[Data supplied]
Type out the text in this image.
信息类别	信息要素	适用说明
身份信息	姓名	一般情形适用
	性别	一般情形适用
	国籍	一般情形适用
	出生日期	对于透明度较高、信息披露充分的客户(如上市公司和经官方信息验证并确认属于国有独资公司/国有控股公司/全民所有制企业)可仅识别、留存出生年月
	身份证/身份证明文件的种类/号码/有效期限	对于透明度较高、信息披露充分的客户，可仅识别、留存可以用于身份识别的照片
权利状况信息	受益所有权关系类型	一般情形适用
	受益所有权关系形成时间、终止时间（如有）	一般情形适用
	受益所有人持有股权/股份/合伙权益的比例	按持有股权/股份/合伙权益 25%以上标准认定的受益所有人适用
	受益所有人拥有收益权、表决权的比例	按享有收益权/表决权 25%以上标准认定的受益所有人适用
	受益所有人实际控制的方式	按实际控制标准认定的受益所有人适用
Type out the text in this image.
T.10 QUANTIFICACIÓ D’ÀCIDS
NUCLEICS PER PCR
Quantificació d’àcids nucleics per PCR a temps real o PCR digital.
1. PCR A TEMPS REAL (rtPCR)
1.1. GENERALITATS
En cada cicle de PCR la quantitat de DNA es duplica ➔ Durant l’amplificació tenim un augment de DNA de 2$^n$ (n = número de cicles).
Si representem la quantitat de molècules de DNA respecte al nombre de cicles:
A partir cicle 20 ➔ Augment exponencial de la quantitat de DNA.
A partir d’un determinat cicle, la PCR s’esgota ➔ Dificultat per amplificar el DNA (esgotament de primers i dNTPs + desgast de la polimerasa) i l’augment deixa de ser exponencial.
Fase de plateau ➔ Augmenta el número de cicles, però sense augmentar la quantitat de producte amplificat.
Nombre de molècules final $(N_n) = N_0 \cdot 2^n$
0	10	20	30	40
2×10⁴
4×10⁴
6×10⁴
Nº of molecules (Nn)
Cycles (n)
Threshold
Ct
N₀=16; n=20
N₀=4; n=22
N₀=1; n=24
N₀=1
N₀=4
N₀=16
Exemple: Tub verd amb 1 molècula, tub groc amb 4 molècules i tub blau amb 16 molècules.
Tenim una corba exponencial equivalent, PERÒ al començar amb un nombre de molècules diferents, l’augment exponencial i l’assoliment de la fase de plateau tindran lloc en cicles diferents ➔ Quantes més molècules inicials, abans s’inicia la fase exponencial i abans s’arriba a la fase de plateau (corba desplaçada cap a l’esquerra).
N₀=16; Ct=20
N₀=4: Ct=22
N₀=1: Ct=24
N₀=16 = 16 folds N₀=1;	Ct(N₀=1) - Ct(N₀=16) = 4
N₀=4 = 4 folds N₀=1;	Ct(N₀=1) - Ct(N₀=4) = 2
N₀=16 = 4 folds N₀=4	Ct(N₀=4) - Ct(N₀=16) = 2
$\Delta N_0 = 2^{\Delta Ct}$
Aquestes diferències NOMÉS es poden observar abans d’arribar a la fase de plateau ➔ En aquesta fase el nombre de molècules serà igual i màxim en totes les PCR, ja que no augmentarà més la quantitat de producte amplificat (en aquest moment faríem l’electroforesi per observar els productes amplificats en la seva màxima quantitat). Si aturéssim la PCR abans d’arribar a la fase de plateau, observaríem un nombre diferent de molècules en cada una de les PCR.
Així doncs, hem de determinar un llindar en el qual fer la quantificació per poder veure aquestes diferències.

[Work to complete]
Print the complete listing again, exactly as it stands.

[Output of the exercise]
Type out the text in this image.
信息类别	信息要素	适用说明
身份信息	姓名	一般情形适用
	性别	一般情形适用
	国籍	一般情形适用
	出生日期	对于透明度较高、信息披露充分的客户(如上市公司和经官方信息验证并确认属于国有独资公司/国有控股公司/全民所有制企业)可仅识别、留存出生年月
	身份证/身份证明文件的种类/号码/有效期限	对于透明度较高、信息披露充分的客户，可仅识别、留存可以用于身份识别的照片
权利状况信息	受益所有权关系类型	一般情形适用
	受益所有权关系形成时间、终止时间（如有）	一般情形适用
	受益所有人持有股权/股份/合伙权益的比例	按持有股权/股份/合伙权益 25%以上标准认定的受益所有人适用
	受益所有人拥有收益权、表决权的比例	按享有收益权/表决权 25%以上标准认定的受益所有人适用
	受益所有人实际控制的方式	按实际控制标准认定的受益所有人适用
Type out the text in this image.
T.10 QUANTIFICACIÓ D’ÀCIDS
NUCLEICS PER PCR
Quantificació d’àcids nucleics per PCR a temps real o PCR digital.
1. PCR A TEMPS REAL (rtPCR)
1.1. GENERALITATS
En cada cicle de PCR la quantitat de DNA es duplica ➔ Durant l’amplificació tenim un augment de DNA de 2$^n$ (n = número de cicles).
Si representem la quantitat de molècules de DNA respecte al nombre de cicles:
A partir cicle 20 ➔ Augment exponencial de la quantitat de DNA.
A partir d’un determinat cicle, la PCR s’esgota ➔ Dificultat per amplificar el DNA (esgotament de primers i dNTPs + desgast de la polimerasa) i l’augment deixa de ser exponencial.
Fase de plateau ➔ Augmenta el número de cicles, però sense augmentar la quantitat de producte amplificat.
Nombre de molècules final $(N_n) = N_0 \cdot 2^n$
0	10	20	30	40
2×10⁴
4×10⁴
6×10⁴
Nº of molecules (Nn)
Cycles (n)
Threshold
Ct
N₀=16; n=20
N₀=4; n=22
N₀=1; n=24
N₀=1
N₀=4
N₀=16
Exemple: Tub verd amb 1 molècula, tub groc amb 4 molècules i tub blau amb 16 molècules.
Tenim una corba exponencial equivalent, PERÒ al començar amb un nombre de molècules diferents, l’augment exponencial i l’assoliment de la fase de plateau tindran lloc en cicles diferents ➔ Quantes més molècules inicials, abans s’inicia la fase exponencial i abans s’arriba a la fase de plateau (corba desplaçada cap a l’esquerra).
N₀=16; Ct=20
N₀=4: Ct=22
N₀=1: Ct=24
N₀=16 = 16 folds N₀=1;	Ct(N₀=1) - Ct(N₀=16) = 4
N₀=4 = 4 folds N₀=1;	Ct(N₀=1) - Ct(N₀=4) = 2
N₀=16 = 4 folds N₀=4	Ct(N₀=4) - Ct(N₀=16) = 2
$\Delta N_0 = 2^{\Delta Ct}$
Aquestes diferències NOMÉS es poden observar abans d’arribar a la fase de plateau ➔ En aquesta fase el nombre de molècules serà igual i màxim en totes les PCR, ja que no augmentarà més la quantitat de producte amplificat (en aquest moment faríem l’electroforesi per observar els productes amplificats en la seva màxima quantitat). Si aturéssim la PCR abans d’arribar a la fase de plateau, observaríem un nombre diferent de molècules en cada una de les PCR.
Així doncs, hem de determinar un llindar en el qual fer la quantificació per poder veure aquestes diferències.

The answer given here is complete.